* [Request]
State the number of lines, and only that number, in which the word "type" appears.

[Figure data in JSON]
......

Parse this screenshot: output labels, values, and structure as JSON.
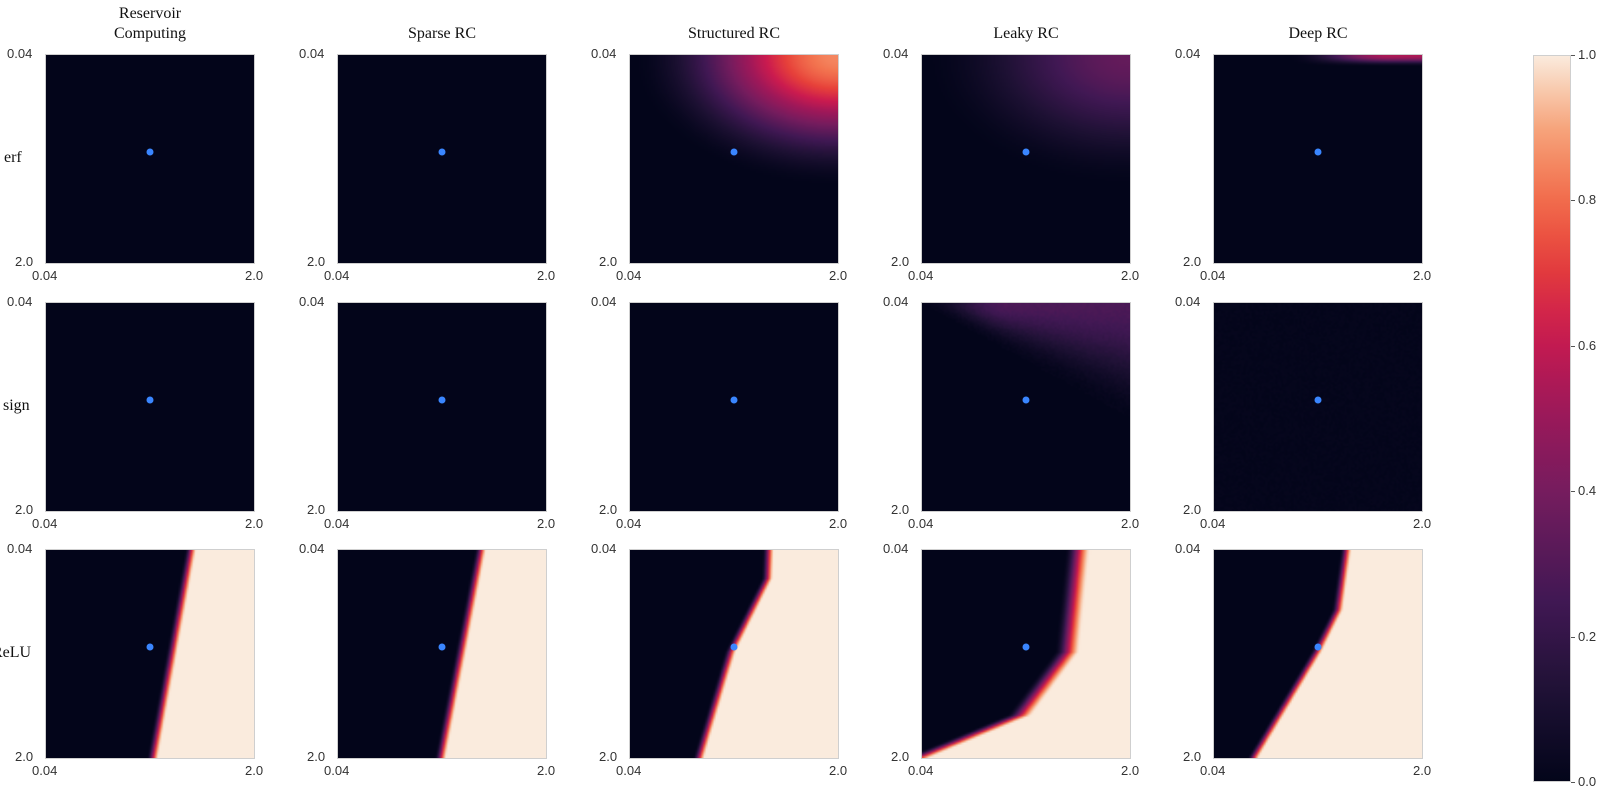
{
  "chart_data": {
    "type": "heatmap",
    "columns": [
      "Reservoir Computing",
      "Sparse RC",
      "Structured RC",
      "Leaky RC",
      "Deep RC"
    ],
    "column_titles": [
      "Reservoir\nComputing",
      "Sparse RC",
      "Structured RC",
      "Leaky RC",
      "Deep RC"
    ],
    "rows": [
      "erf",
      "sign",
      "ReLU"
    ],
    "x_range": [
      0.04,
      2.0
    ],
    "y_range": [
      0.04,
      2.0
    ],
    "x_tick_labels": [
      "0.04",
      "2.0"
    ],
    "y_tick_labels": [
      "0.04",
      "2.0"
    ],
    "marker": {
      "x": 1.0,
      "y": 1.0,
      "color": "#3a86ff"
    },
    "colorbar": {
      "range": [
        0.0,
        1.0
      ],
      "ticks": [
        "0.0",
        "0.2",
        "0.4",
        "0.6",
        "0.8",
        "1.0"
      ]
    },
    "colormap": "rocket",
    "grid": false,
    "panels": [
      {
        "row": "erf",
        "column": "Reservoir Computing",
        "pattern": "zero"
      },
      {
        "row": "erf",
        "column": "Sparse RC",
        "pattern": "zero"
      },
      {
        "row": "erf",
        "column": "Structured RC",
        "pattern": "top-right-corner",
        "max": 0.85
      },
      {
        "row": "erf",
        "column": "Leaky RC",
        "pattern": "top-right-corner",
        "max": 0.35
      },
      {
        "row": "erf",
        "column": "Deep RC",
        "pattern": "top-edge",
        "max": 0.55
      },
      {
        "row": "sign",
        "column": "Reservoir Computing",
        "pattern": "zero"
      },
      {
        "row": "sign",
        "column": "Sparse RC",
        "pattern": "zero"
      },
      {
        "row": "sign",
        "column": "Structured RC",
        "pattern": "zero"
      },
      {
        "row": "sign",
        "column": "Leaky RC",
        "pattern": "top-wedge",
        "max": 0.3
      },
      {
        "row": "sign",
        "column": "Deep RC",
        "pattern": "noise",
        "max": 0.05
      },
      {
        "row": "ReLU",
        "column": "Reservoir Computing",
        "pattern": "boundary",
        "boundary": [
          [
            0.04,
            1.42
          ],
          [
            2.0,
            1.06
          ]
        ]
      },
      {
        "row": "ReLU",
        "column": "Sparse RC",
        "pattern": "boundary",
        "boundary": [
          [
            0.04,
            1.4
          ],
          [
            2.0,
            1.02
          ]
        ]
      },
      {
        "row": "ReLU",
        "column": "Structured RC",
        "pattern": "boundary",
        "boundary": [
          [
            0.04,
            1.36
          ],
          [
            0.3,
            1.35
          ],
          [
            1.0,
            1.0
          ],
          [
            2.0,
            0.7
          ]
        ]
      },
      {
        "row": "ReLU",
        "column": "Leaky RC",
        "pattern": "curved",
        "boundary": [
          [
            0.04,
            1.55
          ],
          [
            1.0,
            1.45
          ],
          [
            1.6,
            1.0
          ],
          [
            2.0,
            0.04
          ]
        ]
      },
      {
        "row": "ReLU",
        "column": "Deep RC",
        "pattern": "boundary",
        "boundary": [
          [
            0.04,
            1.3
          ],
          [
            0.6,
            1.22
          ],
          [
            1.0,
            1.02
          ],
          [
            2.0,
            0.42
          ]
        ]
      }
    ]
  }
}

......

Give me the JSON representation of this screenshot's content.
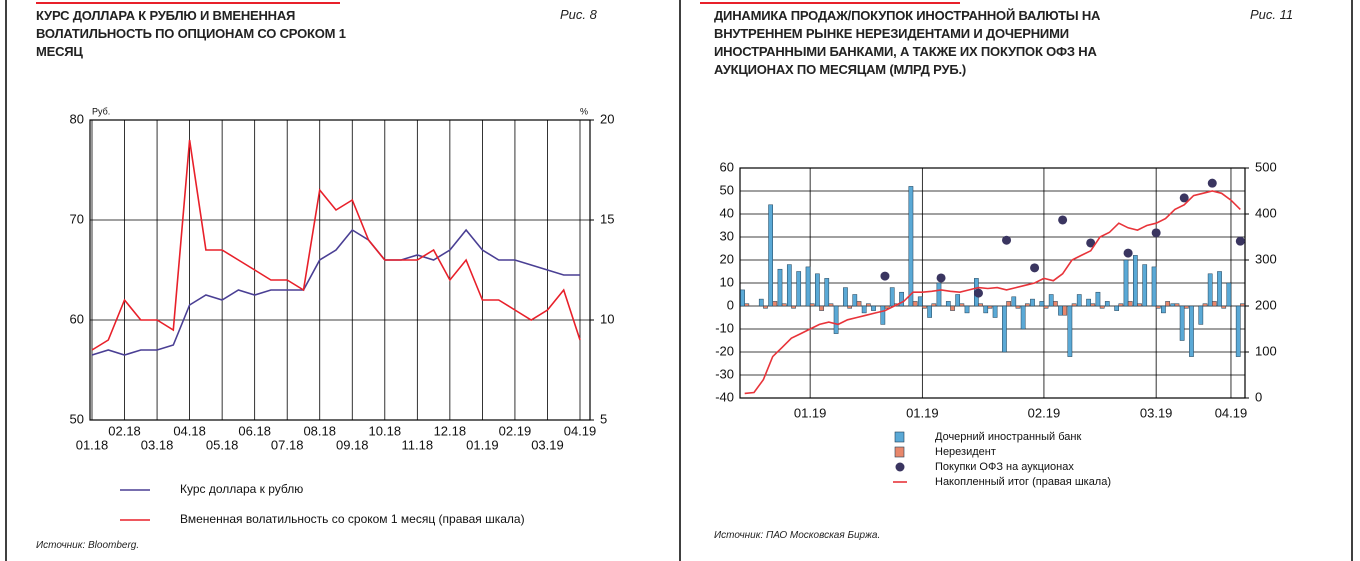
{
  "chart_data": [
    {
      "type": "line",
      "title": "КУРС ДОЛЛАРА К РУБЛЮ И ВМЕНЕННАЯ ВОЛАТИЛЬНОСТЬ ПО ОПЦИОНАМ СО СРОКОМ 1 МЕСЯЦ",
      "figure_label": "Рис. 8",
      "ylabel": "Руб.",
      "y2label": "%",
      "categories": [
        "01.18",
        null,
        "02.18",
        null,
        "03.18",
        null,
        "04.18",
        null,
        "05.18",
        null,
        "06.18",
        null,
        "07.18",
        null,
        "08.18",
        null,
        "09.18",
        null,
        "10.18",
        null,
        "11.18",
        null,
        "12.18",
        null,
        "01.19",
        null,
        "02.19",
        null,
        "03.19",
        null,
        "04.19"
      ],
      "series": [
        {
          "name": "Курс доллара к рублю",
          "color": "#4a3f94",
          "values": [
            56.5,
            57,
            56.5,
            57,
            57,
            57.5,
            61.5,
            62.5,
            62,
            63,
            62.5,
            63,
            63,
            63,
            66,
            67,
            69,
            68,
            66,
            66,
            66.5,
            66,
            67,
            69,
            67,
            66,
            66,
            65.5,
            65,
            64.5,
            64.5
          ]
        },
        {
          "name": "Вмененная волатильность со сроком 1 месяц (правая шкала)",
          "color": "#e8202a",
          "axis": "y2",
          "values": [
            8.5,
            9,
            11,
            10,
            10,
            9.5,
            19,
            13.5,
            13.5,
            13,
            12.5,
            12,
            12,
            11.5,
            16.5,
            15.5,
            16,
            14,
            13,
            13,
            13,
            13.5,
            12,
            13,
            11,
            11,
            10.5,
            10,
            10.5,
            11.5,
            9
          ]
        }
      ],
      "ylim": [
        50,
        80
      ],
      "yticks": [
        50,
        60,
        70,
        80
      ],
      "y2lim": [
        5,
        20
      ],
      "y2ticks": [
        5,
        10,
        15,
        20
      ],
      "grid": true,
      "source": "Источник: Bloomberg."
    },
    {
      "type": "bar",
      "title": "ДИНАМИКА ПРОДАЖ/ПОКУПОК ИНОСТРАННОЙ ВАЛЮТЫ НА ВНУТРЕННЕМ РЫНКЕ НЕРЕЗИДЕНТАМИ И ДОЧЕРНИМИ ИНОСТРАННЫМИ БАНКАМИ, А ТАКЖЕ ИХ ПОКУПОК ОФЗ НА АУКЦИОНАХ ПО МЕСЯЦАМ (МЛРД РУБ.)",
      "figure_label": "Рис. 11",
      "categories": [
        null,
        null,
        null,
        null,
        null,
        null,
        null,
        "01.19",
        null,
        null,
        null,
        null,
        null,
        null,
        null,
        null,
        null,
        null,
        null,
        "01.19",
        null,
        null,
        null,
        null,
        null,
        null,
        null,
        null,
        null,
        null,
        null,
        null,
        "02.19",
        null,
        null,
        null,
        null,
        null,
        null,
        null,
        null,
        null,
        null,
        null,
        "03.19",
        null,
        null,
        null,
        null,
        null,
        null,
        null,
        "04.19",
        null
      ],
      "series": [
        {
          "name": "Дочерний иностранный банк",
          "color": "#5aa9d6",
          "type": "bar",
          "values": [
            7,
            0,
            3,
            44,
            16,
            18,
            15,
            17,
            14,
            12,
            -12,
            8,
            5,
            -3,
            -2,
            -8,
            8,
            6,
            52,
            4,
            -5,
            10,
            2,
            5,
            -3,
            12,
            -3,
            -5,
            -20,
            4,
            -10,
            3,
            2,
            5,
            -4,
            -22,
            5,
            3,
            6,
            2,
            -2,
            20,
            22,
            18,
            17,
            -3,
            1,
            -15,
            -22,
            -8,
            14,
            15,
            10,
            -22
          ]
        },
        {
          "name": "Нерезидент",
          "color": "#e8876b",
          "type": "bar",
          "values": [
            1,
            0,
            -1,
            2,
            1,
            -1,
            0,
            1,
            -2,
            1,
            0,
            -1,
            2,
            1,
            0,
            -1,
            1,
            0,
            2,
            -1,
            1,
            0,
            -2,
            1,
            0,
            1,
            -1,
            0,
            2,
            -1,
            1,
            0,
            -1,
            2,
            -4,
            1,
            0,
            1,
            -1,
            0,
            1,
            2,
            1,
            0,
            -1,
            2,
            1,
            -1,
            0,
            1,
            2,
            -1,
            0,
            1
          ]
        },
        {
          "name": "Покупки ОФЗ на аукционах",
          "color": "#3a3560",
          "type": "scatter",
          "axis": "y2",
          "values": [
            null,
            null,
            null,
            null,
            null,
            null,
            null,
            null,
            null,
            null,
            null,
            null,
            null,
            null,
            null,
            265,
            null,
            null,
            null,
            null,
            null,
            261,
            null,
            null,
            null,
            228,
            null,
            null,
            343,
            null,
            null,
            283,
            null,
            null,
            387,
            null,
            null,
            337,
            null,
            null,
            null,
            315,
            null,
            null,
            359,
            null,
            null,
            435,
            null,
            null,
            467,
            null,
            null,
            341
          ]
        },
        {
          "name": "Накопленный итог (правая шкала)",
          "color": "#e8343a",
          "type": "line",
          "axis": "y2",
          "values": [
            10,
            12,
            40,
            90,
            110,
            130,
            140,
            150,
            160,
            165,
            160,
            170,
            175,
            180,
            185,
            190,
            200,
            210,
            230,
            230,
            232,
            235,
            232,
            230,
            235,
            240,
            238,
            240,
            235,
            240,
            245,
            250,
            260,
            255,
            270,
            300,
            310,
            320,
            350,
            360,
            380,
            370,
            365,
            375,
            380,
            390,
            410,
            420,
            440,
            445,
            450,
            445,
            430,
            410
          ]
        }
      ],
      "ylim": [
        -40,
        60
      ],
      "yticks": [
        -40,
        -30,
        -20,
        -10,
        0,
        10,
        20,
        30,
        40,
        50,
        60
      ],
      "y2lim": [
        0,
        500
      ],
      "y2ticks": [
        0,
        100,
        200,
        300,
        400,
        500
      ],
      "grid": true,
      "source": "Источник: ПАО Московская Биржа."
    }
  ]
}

......

* [Output of the task]
7